DO THIS → Below are the records; reproduce all of them exactly but without any images.

++++++++++

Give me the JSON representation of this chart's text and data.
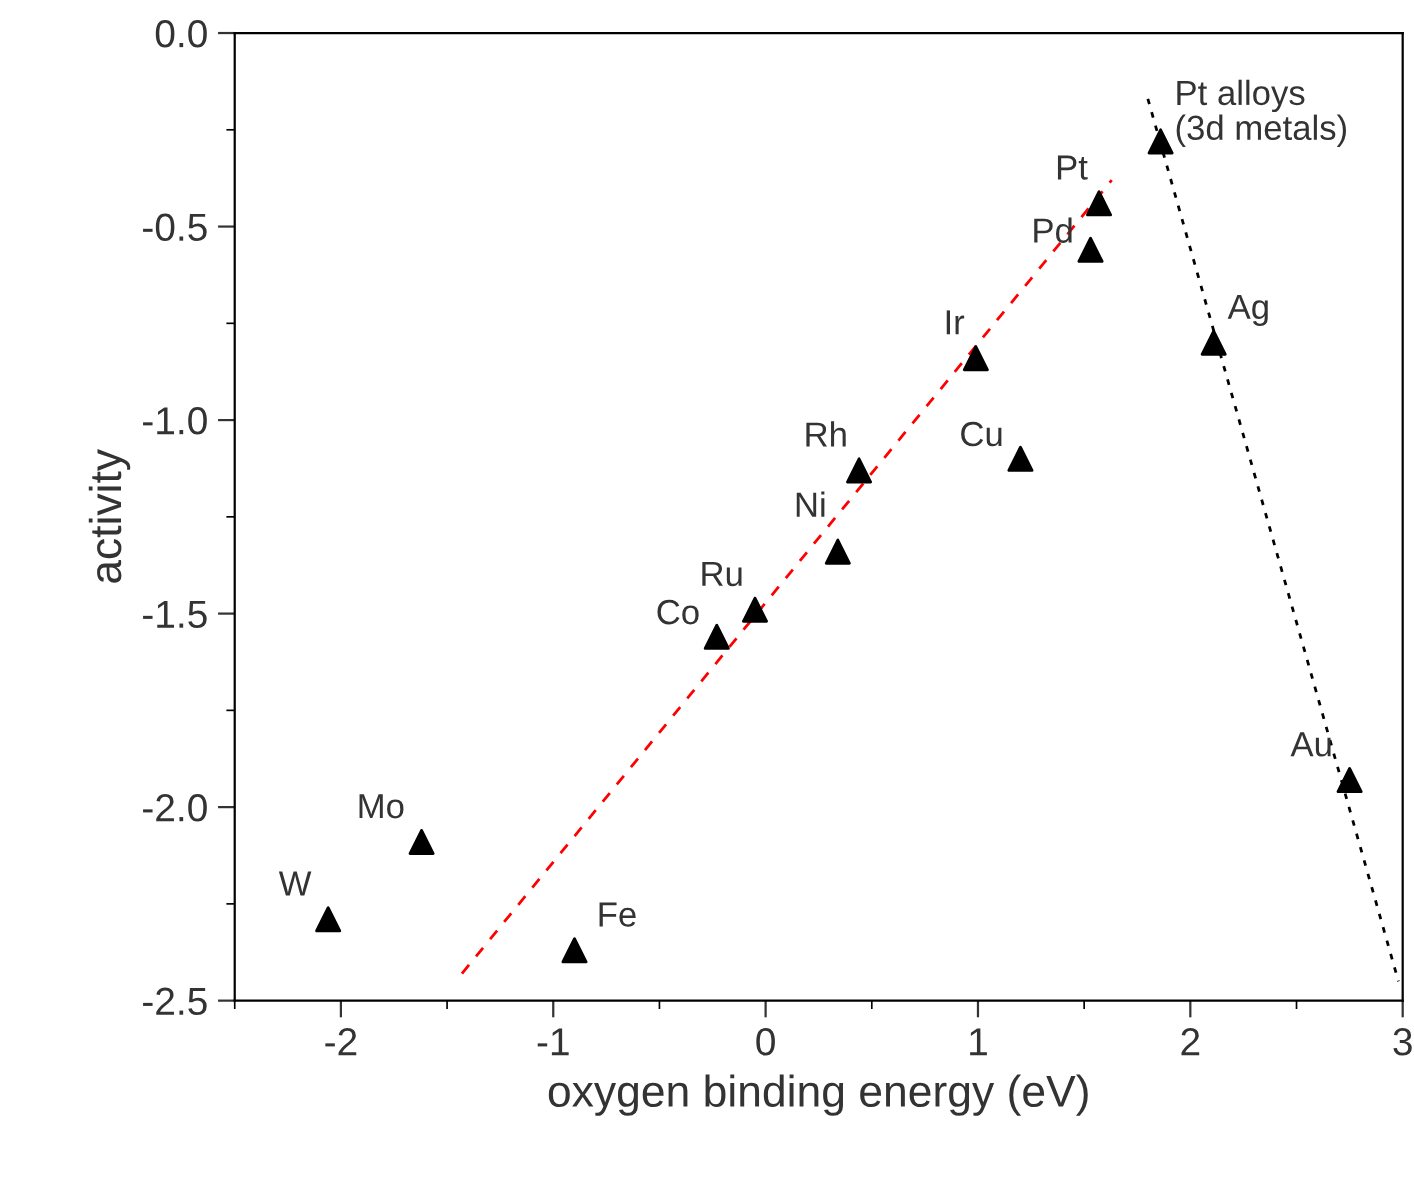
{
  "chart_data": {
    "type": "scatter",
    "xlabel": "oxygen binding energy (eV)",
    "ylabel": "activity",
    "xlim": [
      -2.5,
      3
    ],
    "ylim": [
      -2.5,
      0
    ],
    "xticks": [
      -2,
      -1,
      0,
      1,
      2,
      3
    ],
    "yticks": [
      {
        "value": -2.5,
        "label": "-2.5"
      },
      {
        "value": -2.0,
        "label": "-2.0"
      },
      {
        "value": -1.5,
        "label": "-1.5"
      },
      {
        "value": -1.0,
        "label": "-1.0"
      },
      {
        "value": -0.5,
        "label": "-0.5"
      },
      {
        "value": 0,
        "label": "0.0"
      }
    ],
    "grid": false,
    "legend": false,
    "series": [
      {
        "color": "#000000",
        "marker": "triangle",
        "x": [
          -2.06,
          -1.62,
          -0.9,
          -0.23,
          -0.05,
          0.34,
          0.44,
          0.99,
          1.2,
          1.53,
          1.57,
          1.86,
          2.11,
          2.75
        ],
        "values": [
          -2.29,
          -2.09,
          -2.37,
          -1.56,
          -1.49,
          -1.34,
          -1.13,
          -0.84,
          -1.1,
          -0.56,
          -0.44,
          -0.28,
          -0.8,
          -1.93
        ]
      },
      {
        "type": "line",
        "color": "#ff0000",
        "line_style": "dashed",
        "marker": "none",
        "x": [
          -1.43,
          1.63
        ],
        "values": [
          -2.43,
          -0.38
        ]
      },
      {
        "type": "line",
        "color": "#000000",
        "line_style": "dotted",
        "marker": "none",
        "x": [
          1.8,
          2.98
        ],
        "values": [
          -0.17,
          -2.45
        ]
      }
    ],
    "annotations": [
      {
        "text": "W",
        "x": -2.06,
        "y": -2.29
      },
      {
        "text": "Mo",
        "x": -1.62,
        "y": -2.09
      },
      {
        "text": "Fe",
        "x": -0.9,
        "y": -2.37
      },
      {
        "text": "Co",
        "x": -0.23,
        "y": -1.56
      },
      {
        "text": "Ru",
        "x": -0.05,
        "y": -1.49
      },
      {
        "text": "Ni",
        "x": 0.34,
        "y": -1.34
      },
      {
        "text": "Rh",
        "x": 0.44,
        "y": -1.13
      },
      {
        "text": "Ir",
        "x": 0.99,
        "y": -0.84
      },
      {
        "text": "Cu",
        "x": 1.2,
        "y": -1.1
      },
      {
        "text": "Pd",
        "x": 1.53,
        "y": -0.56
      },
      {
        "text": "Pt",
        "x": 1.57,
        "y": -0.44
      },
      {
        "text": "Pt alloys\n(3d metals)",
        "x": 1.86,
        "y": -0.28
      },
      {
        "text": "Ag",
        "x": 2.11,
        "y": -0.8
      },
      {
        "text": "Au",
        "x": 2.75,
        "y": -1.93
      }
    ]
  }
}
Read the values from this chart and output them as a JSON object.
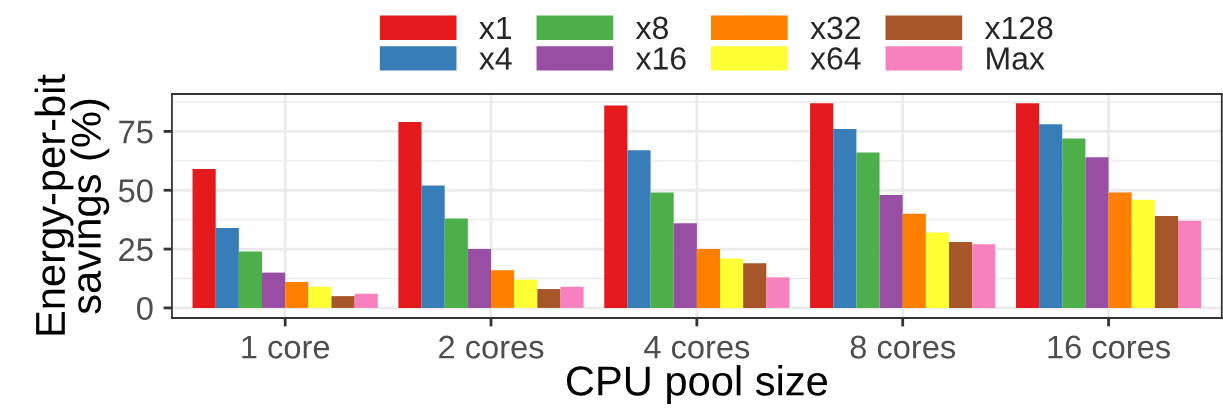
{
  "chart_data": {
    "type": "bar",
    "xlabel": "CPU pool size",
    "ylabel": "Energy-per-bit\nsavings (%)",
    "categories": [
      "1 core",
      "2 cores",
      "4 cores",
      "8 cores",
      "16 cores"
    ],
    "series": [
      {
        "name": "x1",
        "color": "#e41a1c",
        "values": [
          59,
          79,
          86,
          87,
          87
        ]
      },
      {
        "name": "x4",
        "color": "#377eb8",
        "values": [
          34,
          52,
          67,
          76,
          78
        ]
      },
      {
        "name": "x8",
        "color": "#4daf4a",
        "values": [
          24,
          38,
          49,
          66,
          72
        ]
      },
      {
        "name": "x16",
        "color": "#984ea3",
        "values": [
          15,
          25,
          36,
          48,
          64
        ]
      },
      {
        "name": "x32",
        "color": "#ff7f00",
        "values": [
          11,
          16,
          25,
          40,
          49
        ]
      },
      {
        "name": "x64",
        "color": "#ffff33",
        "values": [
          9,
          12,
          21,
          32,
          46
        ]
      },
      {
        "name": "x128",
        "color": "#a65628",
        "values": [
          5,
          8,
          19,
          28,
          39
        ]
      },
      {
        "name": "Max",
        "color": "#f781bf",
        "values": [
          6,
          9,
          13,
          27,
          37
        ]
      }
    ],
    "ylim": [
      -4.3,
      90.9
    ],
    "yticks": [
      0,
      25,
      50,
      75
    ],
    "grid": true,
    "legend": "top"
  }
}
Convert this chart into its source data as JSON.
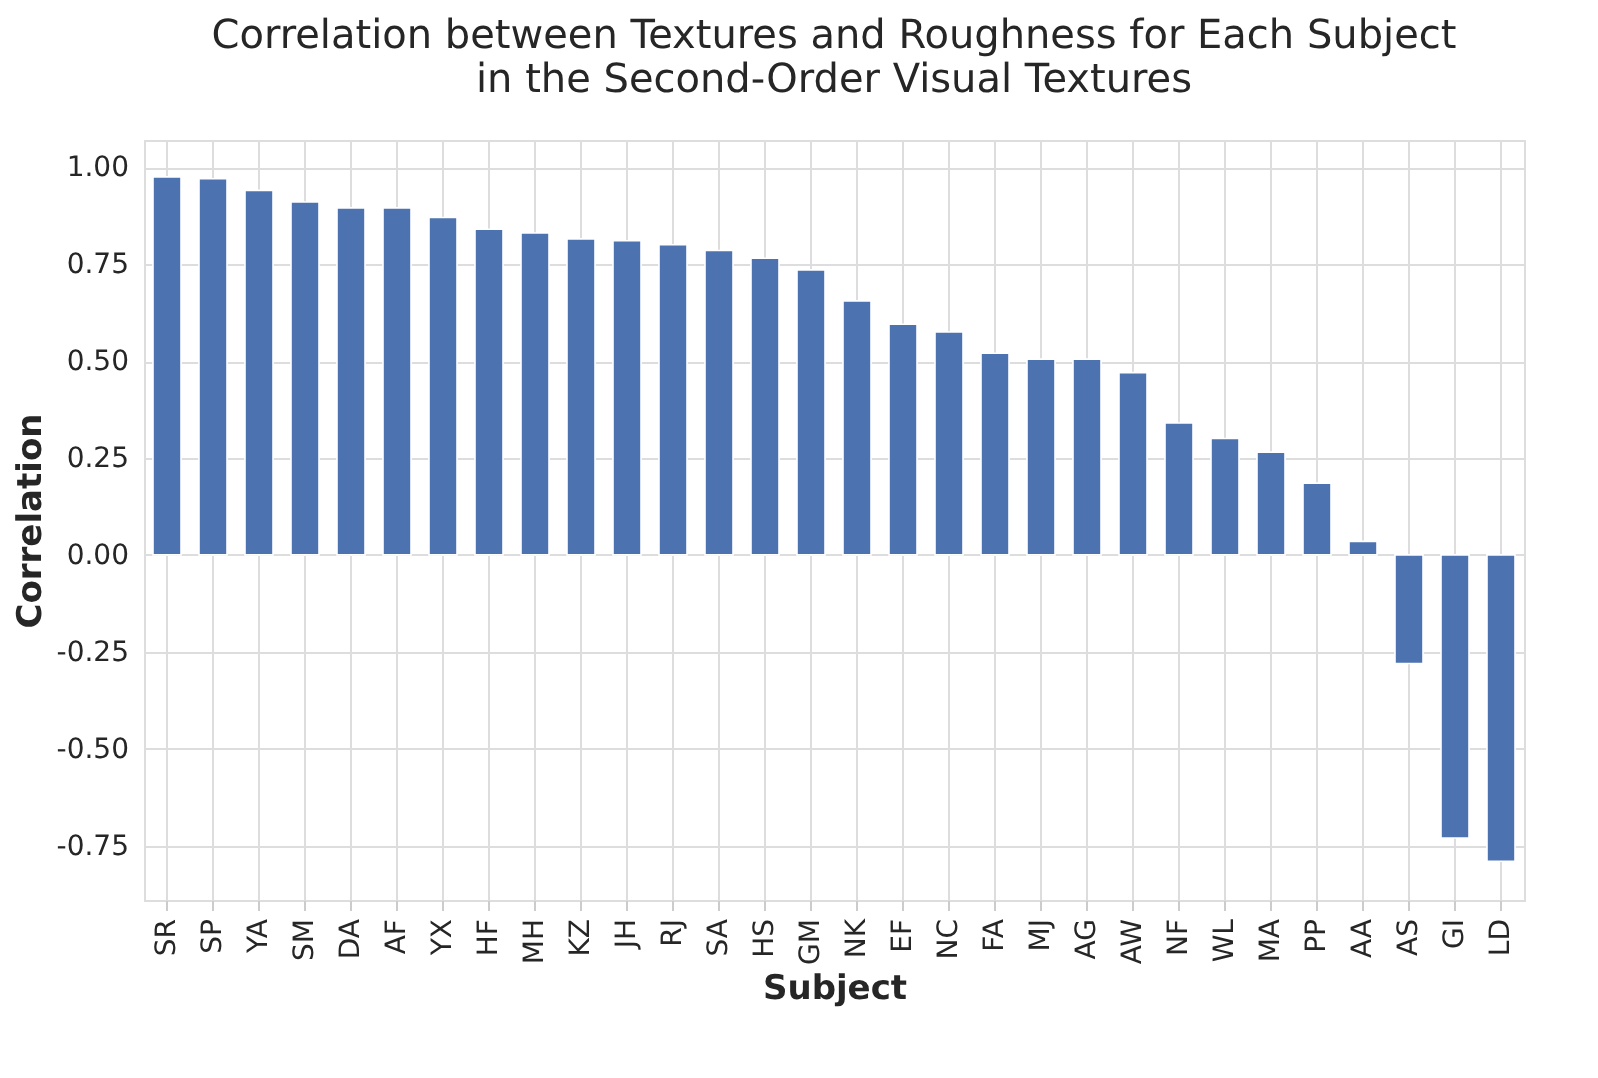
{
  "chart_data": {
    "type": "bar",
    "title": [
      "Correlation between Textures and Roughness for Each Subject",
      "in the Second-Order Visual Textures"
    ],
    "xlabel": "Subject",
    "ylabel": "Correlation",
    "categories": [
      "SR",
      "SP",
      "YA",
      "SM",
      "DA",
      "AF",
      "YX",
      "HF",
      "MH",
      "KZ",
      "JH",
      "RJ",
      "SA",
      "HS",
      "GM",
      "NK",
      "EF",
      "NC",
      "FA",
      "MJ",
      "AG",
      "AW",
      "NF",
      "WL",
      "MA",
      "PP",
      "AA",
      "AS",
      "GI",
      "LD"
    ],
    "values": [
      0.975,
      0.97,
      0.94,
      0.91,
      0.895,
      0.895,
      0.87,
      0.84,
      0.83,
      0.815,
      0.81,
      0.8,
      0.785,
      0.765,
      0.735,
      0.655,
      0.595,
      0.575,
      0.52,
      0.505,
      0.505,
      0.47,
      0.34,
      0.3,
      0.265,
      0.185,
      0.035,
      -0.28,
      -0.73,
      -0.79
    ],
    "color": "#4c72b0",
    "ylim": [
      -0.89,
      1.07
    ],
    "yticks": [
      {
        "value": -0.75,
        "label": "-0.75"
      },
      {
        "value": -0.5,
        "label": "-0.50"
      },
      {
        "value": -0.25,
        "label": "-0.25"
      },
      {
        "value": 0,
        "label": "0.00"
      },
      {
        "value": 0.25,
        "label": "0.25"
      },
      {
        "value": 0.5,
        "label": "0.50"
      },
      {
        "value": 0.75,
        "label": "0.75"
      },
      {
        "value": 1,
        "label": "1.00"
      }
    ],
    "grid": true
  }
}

++++++++++

RESULT OF THE EXERCISE →
Give me the JSON representation of this chart's text and data.
{
  "chart_data": {
    "type": "scatter",
    "xlabel": "oxygen binding energy (eV)",
    "ylabel": "activity",
    "xlim": [
      -2.5,
      3
    ],
    "ylim": [
      -2.5,
      0
    ],
    "xticks": [
      -2,
      -1,
      0,
      1,
      2,
      3
    ],
    "yticks": [
      {
        "value": -2.5,
        "label": "-2.5"
      },
      {
        "value": -2.0,
        "label": "-2.0"
      },
      {
        "value": -1.5,
        "label": "-1.5"
      },
      {
        "value": -1.0,
        "label": "-1.0"
      },
      {
        "value": -0.5,
        "label": "-0.5"
      },
      {
        "value": 0,
        "label": "0.0"
      }
    ],
    "grid": false,
    "legend": false,
    "series": [
      {
        "color": "#000000",
        "marker": "triangle",
        "x": [
          -2.06,
          -1.62,
          -0.9,
          -0.23,
          -0.05,
          0.34,
          0.44,
          0.99,
          1.2,
          1.53,
          1.57,
          1.86,
          2.11,
          2.75
        ],
        "values": [
          -2.29,
          -2.09,
          -2.37,
          -1.56,
          -1.49,
          -1.34,
          -1.13,
          -0.84,
          -1.1,
          -0.56,
          -0.44,
          -0.28,
          -0.8,
          -1.93
        ]
      },
      {
        "type": "line",
        "color": "#ff0000",
        "line_style": "dashed",
        "marker": "none",
        "x": [
          -1.43,
          1.63
        ],
        "values": [
          -2.43,
          -0.38
        ]
      },
      {
        "type": "line",
        "color": "#000000",
        "line_style": "dotted",
        "marker": "none",
        "x": [
          1.8,
          2.98
        ],
        "values": [
          -0.17,
          -2.45
        ]
      }
    ],
    "annotations": [
      {
        "text": "W",
        "x": -2.06,
        "y": -2.29
      },
      {
        "text": "Mo",
        "x": -1.62,
        "y": -2.09
      },
      {
        "text": "Fe",
        "x": -0.9,
        "y": -2.37
      },
      {
        "text": "Co",
        "x": -0.23,
        "y": -1.56
      },
      {
        "text": "Ru",
        "x": -0.05,
        "y": -1.49
      },
      {
        "text": "Ni",
        "x": 0.34,
        "y": -1.34
      },
      {
        "text": "Rh",
        "x": 0.44,
        "y": -1.13
      },
      {
        "text": "Ir",
        "x": 0.99,
        "y": -0.84
      },
      {
        "text": "Cu",
        "x": 1.2,
        "y": -1.1
      },
      {
        "text": "Pd",
        "x": 1.53,
        "y": -0.56
      },
      {
        "text": "Pt",
        "x": 1.57,
        "y": -0.44
      },
      {
        "text": "Pt alloys\n(3d metals)",
        "x": 1.86,
        "y": -0.28
      },
      {
        "text": "Ag",
        "x": 2.11,
        "y": -0.8
      },
      {
        "text": "Au",
        "x": 2.75,
        "y": -1.93
      }
    ]
  }
}
Read the values from this chart and output them as a JSON object.
{
  "chart_data": {
    "type": "bar",
    "xlabel": "CPU pool size",
    "ylabel": "Energy-per-bit\nsavings (%)",
    "categories": [
      "1 core",
      "2 cores",
      "4 cores",
      "8 cores",
      "16 cores"
    ],
    "series": [
      {
        "name": "x1",
        "color": "#e41a1c",
        "values": [
          59,
          79,
          86,
          87,
          87
        ]
      },
      {
        "name": "x4",
        "color": "#377eb8",
        "values": [
          34,
          52,
          67,
          76,
          78
        ]
      },
      {
        "name": "x8",
        "color": "#4daf4a",
        "values": [
          24,
          38,
          49,
          66,
          72
        ]
      },
      {
        "name": "x16",
        "color": "#984ea3",
        "values": [
          15,
          25,
          36,
          48,
          64
        ]
      },
      {
        "name": "x32",
        "color": "#ff7f00",
        "values": [
          11,
          16,
          25,
          40,
          49
        ]
      },
      {
        "name": "x64",
        "color": "#ffff33",
        "values": [
          9,
          12,
          21,
          32,
          46
        ]
      },
      {
        "name": "x128",
        "color": "#a65628",
        "values": [
          5,
          8,
          19,
          28,
          39
        ]
      },
      {
        "name": "Max",
        "color": "#f781bf",
        "values": [
          6,
          9,
          13,
          27,
          37
        ]
      }
    ],
    "ylim": [
      -4.3,
      90.9
    ],
    "yticks": [
      0,
      25,
      50,
      75
    ],
    "grid": true,
    "legend": "top"
  }
}
Convert this chart into its source data as JSON.
{
  "chart_data": {
    "type": "bar",
    "title": [
      "Correlation between Textures and Roughness for Each Subject",
      "in the Second-Order Visual Textures"
    ],
    "xlabel": "Subject",
    "ylabel": "Correlation",
    "categories": [
      "SR",
      "SP",
      "YA",
      "SM",
      "DA",
      "AF",
      "YX",
      "HF",
      "MH",
      "KZ",
      "JH",
      "RJ",
      "SA",
      "HS",
      "GM",
      "NK",
      "EF",
      "NC",
      "FA",
      "MJ",
      "AG",
      "AW",
      "NF",
      "WL",
      "MA",
      "PP",
      "AA",
      "AS",
      "GI",
      "LD"
    ],
    "values": [
      0.975,
      0.97,
      0.94,
      0.91,
      0.895,
      0.895,
      0.87,
      0.84,
      0.83,
      0.815,
      0.81,
      0.8,
      0.785,
      0.765,
      0.735,
      0.655,
      0.595,
      0.575,
      0.52,
      0.505,
      0.505,
      0.47,
      0.34,
      0.3,
      0.265,
      0.185,
      0.035,
      -0.28,
      -0.73,
      -0.79
    ],
    "color": "#4c72b0",
    "ylim": [
      -0.89,
      1.07
    ],
    "yticks": [
      {
        "value": -0.75,
        "label": "-0.75"
      },
      {
        "value": -0.5,
        "label": "-0.50"
      },
      {
        "value": -0.25,
        "label": "-0.25"
      },
      {
        "value": 0,
        "label": "0.00"
      },
      {
        "value": 0.25,
        "label": "0.25"
      },
      {
        "value": 0.5,
        "label": "0.50"
      },
      {
        "value": 0.75,
        "label": "0.75"
      },
      {
        "value": 1,
        "label": "1.00"
      }
    ],
    "grid": true
  }
}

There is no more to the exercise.